++++ Data provided ++++

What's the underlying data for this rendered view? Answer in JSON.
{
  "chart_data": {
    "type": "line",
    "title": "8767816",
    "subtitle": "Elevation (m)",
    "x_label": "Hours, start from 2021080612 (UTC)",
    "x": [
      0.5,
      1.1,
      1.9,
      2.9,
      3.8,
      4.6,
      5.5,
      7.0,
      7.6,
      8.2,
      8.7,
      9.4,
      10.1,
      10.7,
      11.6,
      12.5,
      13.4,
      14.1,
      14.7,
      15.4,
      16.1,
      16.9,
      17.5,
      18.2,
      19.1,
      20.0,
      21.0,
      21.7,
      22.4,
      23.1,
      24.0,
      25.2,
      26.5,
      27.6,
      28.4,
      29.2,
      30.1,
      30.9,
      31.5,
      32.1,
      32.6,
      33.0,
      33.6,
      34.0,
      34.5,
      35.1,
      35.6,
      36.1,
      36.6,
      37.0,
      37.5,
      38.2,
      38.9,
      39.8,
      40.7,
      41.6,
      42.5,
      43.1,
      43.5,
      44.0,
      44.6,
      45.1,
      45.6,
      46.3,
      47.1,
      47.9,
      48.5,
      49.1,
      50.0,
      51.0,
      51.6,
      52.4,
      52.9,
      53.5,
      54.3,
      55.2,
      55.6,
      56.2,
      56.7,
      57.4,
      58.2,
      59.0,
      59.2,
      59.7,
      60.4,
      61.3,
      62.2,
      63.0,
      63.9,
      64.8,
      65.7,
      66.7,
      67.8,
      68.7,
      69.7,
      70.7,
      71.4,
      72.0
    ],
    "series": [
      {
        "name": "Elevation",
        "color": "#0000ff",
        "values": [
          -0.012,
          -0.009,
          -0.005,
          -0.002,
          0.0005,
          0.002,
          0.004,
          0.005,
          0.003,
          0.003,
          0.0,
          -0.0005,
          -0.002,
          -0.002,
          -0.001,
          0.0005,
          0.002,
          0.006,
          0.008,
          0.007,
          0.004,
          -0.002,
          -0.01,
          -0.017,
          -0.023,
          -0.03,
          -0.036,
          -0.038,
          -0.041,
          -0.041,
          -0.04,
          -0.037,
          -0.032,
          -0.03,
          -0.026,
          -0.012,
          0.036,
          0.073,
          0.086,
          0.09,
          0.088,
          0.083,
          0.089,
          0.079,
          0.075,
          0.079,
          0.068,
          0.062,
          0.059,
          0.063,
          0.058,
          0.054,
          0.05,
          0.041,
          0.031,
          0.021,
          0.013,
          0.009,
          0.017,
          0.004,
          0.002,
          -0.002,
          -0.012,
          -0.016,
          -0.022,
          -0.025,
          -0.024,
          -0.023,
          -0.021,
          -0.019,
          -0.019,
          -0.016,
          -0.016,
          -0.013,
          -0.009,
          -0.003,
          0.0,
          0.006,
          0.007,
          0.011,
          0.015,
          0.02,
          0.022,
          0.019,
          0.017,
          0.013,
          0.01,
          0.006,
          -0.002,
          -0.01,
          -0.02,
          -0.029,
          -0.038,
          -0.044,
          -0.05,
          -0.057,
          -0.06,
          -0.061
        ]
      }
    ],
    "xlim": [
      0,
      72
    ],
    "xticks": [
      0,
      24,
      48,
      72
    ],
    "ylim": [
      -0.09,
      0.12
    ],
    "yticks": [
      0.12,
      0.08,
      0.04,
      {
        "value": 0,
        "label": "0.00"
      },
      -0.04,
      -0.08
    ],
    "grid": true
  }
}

++++

*Task*
Report each line in the data that holds the word "Elevation".

*Correct response*
    "subtitle": "Elevation (m)",
        "name": "Elevation",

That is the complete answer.